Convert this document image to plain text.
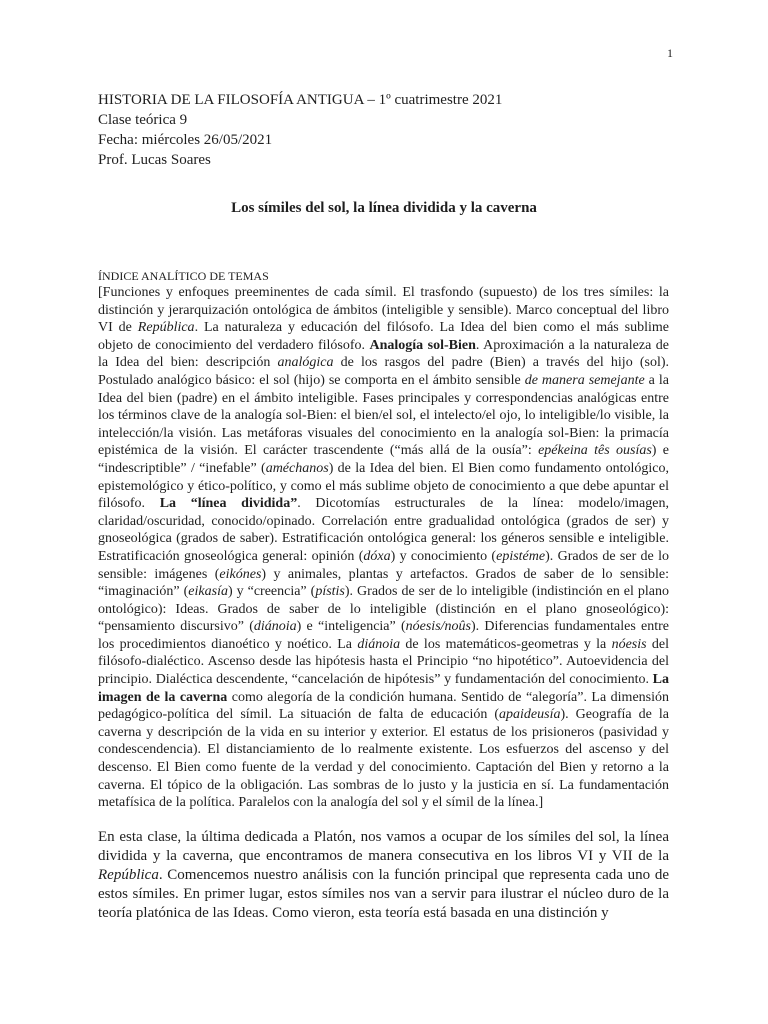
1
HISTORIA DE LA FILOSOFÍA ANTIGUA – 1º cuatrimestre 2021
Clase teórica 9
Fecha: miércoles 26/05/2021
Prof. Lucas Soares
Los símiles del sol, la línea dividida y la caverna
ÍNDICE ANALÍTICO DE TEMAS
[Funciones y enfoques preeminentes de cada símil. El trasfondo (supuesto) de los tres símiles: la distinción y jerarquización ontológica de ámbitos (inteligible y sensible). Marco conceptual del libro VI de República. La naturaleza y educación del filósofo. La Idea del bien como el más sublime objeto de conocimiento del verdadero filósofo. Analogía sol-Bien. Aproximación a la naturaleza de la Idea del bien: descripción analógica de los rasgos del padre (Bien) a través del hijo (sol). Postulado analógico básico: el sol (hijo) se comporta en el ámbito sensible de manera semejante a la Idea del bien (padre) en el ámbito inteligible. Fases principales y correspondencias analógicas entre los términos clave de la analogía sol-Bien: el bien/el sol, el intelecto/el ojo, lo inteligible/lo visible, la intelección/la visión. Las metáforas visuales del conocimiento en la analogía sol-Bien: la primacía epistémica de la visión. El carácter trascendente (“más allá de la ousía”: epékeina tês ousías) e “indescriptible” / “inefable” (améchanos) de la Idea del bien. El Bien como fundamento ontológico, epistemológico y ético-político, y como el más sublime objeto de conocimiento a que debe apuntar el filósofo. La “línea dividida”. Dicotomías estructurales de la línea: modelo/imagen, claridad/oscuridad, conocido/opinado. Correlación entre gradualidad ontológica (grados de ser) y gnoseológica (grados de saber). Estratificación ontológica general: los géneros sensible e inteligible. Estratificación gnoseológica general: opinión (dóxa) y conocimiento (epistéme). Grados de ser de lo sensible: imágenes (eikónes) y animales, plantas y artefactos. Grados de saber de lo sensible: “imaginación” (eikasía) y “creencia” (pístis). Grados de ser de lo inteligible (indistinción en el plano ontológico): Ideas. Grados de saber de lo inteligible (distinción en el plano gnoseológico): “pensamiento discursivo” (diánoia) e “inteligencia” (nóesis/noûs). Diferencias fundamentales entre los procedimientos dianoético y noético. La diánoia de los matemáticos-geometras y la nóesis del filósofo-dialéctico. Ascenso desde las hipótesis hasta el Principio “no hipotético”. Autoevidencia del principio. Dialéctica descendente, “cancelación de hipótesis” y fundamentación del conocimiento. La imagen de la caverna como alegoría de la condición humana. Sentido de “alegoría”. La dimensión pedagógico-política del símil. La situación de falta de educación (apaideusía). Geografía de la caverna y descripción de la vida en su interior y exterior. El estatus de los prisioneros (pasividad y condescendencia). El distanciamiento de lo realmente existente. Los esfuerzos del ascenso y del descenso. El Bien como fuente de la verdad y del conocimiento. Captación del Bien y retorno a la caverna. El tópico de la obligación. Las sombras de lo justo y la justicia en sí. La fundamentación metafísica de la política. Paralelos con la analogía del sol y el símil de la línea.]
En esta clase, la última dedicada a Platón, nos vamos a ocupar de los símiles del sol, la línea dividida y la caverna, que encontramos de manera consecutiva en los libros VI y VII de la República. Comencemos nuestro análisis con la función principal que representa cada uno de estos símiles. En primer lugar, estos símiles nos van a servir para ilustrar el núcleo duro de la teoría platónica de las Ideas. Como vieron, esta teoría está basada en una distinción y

• • •

## Problem description
Repeat every record above exactly, but leave out any pictures.

## Expected answer
Convert this document image to plain text.
1
HISTORIA DE LA FILOSOFÍA ANTIGUA – 1º cuatrimestre 2021
Clase teórica 9
Fecha: miércoles 26/05/2021
Prof. Lucas Soares
Los símiles del sol, la línea dividida y la caverna
ÍNDICE ANALÍTICO DE TEMAS
[Funciones y enfoques preeminentes de cada símil. El trasfondo (supuesto) de los tres símiles: la distinción y jerarquización ontológica de ámbitos (inteligible y sensible). Marco conceptual del libro VI de República. La naturaleza y educación del filósofo. La Idea del bien como el más sublime objeto de conocimiento del verdadero filósofo. Analogía sol-Bien. Aproximación a la naturaleza de la Idea del bien: descripción analógica de los rasgos del padre (Bien) a través del hijo (sol). Postulado analógico básico: el sol (hijo) se comporta en el ámbito sensible de manera semejante a la Idea del bien (padre) en el ámbito inteligible. Fases principales y correspondencias analógicas entre los términos clave de la analogía sol-Bien: el bien/el sol, el intelecto/el ojo, lo inteligible/lo visible, la intelección/la visión. Las metáforas visuales del conocimiento en la analogía sol-Bien: la primacía epistémica de la visión. El carácter trascendente (“más allá de la ousía”: epékeina tês ousías) e “indescriptible” / “inefable” (améchanos) de la Idea del bien. El Bien como fundamento ontológico, epistemológico y ético-político, y como el más sublime objeto de conocimiento a que debe apuntar el filósofo. La “línea dividida”. Dicotomías estructurales de la línea: modelo/imagen, claridad/oscuridad, conocido/opinado. Correlación entre gradualidad ontológica (grados de ser) y gnoseológica (grados de saber). Estratificación ontológica general: los géneros sensible e inteligible. Estratificación gnoseológica general: opinión (dóxa) y conocimiento (epistéme). Grados de ser de lo sensible: imágenes (eikónes) y animales, plantas y artefactos. Grados de saber de lo sensible: “imaginación” (eikasía) y “creencia” (pístis). Grados de ser de lo inteligible (indistinción en el plano ontológico): Ideas. Grados de saber de lo inteligible (distinción en el plano gnoseológico): “pensamiento discursivo” (diánoia) e “inteligencia” (nóesis/noûs). Diferencias fundamentales entre los procedimientos dianoético y noético. La diánoia de los matemáticos-geometras y la nóesis del filósofo-dialéctico. Ascenso desde las hipótesis hasta el Principio “no hipotético”. Autoevidencia del principio. Dialéctica descendente, “cancelación de hipótesis” y fundamentación del conocimiento. La imagen de la caverna como alegoría de la condición humana. Sentido de “alegoría”. La dimensión pedagógico-política del símil. La situación de falta de educación (apaideusía). Geografía de la caverna y descripción de la vida en su interior y exterior. El estatus de los prisioneros (pasividad y condescendencia). El distanciamiento de lo realmente existente. Los esfuerzos del ascenso y del descenso. El Bien como fuente de la verdad y del conocimiento. Captación del Bien y retorno a la caverna. El tópico de la obligación. Las sombras de lo justo y la justicia en sí. La fundamentación metafísica de la política. Paralelos con la analogía del sol y el símil de la línea.]
En esta clase, la última dedicada a Platón, nos vamos a ocupar de los símiles del sol, la línea dividida y la caverna, que encontramos de manera consecutiva en los libros VI y VII de la República. Comencemos nuestro análisis con la función principal que representa cada uno de estos símiles. En primer lugar, estos símiles nos van a servir para ilustrar el núcleo duro de la teoría platónica de las Ideas. Como vieron, esta teoría está basada en una distinción y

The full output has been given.